§ **What needs to be done**: Images must not appear in your copy; reproduce every other part of the records exactly.

§ **Records to use**:
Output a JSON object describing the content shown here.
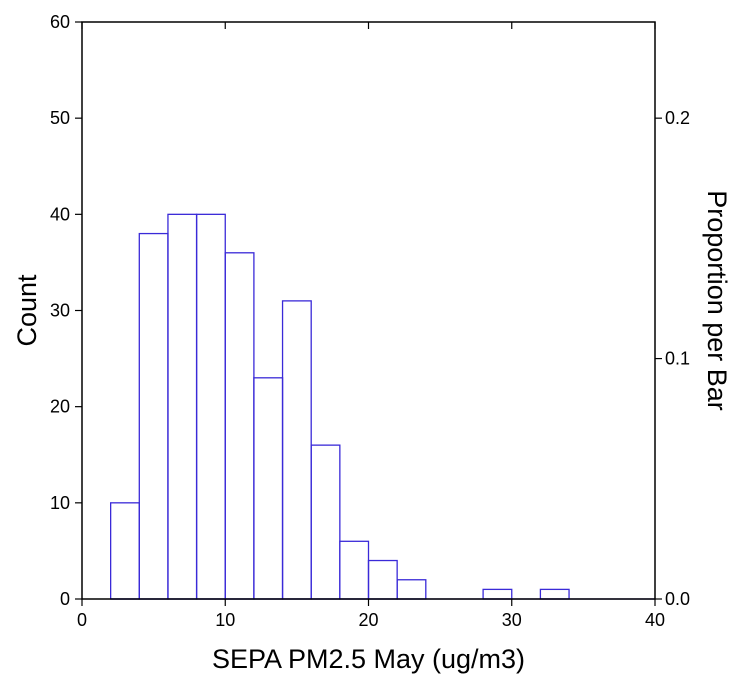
{
  "chart_data": {
    "type": "bar",
    "title": "",
    "xlabel": "SEPA PM2.5 May (ug/m3)",
    "ylabel": "Count",
    "y2label": "Proportion per Bar",
    "xlim": [
      0,
      40
    ],
    "ylim": [
      0,
      60
    ],
    "y2lim": [
      0.0,
      0.24
    ],
    "bin_width": 2,
    "bins": [
      {
        "x0": 2,
        "x1": 4,
        "count": 10
      },
      {
        "x0": 4,
        "x1": 6,
        "count": 38
      },
      {
        "x0": 6,
        "x1": 8,
        "count": 40
      },
      {
        "x0": 8,
        "x1": 10,
        "count": 40
      },
      {
        "x0": 10,
        "x1": 12,
        "count": 36
      },
      {
        "x0": 12,
        "x1": 14,
        "count": 23
      },
      {
        "x0": 14,
        "x1": 16,
        "count": 31
      },
      {
        "x0": 16,
        "x1": 18,
        "count": 16
      },
      {
        "x0": 18,
        "x1": 20,
        "count": 6
      },
      {
        "x0": 20,
        "x1": 22,
        "count": 4
      },
      {
        "x0": 22,
        "x1": 24,
        "count": 2
      },
      {
        "x0": 28,
        "x1": 30,
        "count": 1
      },
      {
        "x0": 32,
        "x1": 34,
        "count": 1
      }
    ],
    "x_ticks": [
      "0",
      "10",
      "20",
      "30",
      "40"
    ],
    "y_ticks": [
      "0",
      "10",
      "20",
      "30",
      "40",
      "50",
      "60"
    ],
    "y2_ticks": [
      "0.0",
      "0.1",
      "0.2"
    ],
    "grid": false,
    "bar_color": "#3a2ad8"
  }
}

§ **Written answer**:
Output a JSON object describing the content shown here.
{
  "chart_data": {
    "type": "bar",
    "title": "",
    "xlabel": "SEPA PM2.5 May (ug/m3)",
    "ylabel": "Count",
    "y2label": "Proportion per Bar",
    "xlim": [
      0,
      40
    ],
    "ylim": [
      0,
      60
    ],
    "y2lim": [
      0.0,
      0.24
    ],
    "bin_width": 2,
    "bins": [
      {
        "x0": 2,
        "x1": 4,
        "count": 10
      },
      {
        "x0": 4,
        "x1": 6,
        "count": 38
      },
      {
        "x0": 6,
        "x1": 8,
        "count": 40
      },
      {
        "x0": 8,
        "x1": 10,
        "count": 40
      },
      {
        "x0": 10,
        "x1": 12,
        "count": 36
      },
      {
        "x0": 12,
        "x1": 14,
        "count": 23
      },
      {
        "x0": 14,
        "x1": 16,
        "count": 31
      },
      {
        "x0": 16,
        "x1": 18,
        "count": 16
      },
      {
        "x0": 18,
        "x1": 20,
        "count": 6
      },
      {
        "x0": 20,
        "x1": 22,
        "count": 4
      },
      {
        "x0": 22,
        "x1": 24,
        "count": 2
      },
      {
        "x0": 28,
        "x1": 30,
        "count": 1
      },
      {
        "x0": 32,
        "x1": 34,
        "count": 1
      }
    ],
    "x_ticks": [
      "0",
      "10",
      "20",
      "30",
      "40"
    ],
    "y_ticks": [
      "0",
      "10",
      "20",
      "30",
      "40",
      "50",
      "60"
    ],
    "y2_ticks": [
      "0.0",
      "0.1",
      "0.2"
    ],
    "grid": false,
    "bar_color": "#3a2ad8"
  }
}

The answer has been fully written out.